- What is being asked -
Can you write out the data word for word, starting at its first line and ending at the line that contains "comment-body: NTA - your", with both of those lines included?

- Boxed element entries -
--- Begin ---

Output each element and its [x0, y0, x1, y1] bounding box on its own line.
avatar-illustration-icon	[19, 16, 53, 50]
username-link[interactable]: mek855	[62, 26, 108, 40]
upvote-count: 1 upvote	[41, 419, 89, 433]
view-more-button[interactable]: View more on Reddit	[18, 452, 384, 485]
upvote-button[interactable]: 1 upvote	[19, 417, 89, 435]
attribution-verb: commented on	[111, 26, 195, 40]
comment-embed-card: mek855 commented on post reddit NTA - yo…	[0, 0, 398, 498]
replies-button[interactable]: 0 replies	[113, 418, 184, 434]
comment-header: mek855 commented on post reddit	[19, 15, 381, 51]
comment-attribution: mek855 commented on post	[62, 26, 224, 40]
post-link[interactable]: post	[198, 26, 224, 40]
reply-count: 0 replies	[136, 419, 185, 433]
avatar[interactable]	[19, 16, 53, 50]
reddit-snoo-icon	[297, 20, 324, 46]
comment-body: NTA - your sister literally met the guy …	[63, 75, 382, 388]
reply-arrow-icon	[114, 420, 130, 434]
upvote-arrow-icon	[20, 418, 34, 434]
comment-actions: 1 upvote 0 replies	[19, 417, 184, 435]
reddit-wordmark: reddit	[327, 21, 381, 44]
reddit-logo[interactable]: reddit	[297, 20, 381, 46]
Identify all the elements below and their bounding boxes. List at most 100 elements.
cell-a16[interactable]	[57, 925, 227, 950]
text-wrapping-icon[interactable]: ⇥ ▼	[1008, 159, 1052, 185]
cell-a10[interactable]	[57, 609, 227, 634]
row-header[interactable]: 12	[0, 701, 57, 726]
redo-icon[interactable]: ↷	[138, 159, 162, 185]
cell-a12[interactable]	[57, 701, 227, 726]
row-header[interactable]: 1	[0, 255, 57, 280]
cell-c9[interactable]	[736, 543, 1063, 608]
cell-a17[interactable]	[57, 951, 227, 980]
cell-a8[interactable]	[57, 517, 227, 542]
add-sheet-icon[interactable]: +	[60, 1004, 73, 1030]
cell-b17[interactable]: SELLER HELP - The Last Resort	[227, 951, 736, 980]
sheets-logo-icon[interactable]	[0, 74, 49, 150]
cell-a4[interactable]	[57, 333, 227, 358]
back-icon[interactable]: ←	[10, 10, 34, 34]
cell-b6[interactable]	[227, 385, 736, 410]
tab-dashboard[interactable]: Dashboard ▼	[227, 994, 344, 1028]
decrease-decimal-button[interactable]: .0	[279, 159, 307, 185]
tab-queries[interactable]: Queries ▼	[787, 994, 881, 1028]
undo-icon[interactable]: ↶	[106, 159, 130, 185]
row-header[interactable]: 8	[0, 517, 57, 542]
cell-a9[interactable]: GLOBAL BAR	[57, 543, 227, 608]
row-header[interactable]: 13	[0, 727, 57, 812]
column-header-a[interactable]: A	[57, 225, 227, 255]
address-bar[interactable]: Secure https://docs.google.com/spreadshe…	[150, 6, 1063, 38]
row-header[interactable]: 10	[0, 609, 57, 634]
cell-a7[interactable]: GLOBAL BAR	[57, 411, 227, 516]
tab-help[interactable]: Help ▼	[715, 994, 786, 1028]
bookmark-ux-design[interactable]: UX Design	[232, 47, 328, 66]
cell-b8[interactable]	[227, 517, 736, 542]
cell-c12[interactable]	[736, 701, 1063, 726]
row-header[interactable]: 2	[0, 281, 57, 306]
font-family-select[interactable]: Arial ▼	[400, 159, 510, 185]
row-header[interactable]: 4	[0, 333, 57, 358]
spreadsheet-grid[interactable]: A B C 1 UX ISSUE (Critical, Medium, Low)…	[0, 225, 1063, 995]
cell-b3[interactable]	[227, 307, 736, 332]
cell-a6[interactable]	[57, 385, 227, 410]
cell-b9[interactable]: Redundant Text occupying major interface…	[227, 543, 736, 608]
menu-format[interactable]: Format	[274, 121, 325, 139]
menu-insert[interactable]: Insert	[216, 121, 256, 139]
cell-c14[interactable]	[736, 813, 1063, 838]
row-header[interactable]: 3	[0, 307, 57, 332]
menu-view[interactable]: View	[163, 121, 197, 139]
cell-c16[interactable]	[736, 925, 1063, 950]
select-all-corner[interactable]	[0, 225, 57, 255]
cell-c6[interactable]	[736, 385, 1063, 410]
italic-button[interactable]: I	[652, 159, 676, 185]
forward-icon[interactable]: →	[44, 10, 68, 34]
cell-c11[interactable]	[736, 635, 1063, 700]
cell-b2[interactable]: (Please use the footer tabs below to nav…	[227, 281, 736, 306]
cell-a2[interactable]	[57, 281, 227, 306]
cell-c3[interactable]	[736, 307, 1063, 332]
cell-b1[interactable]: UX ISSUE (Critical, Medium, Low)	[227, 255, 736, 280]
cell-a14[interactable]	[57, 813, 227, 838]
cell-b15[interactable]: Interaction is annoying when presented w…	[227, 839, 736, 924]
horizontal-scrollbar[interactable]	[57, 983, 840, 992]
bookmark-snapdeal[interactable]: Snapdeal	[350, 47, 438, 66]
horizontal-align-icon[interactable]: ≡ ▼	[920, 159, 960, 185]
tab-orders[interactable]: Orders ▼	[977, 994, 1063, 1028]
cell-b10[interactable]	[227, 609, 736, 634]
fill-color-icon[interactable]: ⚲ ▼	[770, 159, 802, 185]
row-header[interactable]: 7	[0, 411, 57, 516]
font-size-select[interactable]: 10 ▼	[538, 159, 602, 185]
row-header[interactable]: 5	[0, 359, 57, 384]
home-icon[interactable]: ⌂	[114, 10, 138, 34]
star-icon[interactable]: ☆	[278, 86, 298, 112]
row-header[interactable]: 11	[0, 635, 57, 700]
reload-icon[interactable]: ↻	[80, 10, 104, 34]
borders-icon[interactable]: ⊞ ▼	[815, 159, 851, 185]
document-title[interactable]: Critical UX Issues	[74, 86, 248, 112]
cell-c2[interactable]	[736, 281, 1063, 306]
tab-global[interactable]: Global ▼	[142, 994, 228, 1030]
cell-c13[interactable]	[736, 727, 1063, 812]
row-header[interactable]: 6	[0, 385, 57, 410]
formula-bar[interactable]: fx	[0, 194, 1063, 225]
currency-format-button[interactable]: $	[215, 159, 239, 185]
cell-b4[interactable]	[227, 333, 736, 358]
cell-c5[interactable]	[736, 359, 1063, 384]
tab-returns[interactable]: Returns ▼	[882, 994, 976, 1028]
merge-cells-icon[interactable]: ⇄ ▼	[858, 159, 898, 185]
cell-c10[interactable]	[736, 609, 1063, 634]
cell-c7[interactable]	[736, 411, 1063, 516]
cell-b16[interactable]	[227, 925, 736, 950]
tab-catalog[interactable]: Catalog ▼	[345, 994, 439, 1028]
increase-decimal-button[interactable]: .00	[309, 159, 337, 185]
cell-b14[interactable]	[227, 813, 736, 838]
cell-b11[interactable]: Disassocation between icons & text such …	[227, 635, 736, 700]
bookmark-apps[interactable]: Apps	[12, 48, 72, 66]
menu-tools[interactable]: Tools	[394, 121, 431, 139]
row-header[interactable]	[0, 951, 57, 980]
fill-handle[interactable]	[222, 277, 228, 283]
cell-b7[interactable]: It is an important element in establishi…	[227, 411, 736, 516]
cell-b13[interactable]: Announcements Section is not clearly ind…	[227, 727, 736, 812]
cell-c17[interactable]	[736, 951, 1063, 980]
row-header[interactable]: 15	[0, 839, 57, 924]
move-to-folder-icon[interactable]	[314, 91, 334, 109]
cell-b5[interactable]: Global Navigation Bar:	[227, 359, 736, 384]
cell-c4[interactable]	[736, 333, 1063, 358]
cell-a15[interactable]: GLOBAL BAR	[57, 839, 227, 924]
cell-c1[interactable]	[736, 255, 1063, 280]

--- End ---

- Written response -
Output each element and its [x0, y0, x1, y1] bounding box on its own line.
avatar-illustration-icon	[19, 16, 53, 50]
username-link[interactable]: mek855	[62, 26, 108, 40]
upvote-count: 1 upvote	[41, 419, 89, 433]
view-more-button[interactable]: View more on Reddit	[18, 452, 384, 485]
upvote-button[interactable]: 1 upvote	[19, 417, 89, 435]
attribution-verb: commented on	[111, 26, 195, 40]
comment-embed-card: mek855 commented on post reddit NTA - yo…	[0, 0, 398, 498]
replies-button[interactable]: 0 replies	[113, 418, 184, 434]
comment-header: mek855 commented on post reddit	[19, 15, 381, 51]
comment-attribution: mek855 commented on post	[62, 26, 224, 40]
post-link[interactable]: post	[198, 26, 224, 40]
reply-count: 0 replies	[136, 419, 185, 433]
avatar[interactable]	[19, 16, 53, 50]
reddit-snoo-icon	[297, 20, 324, 46]
comment-body: NTA - your sister literally met the guy …	[63, 75, 382, 388]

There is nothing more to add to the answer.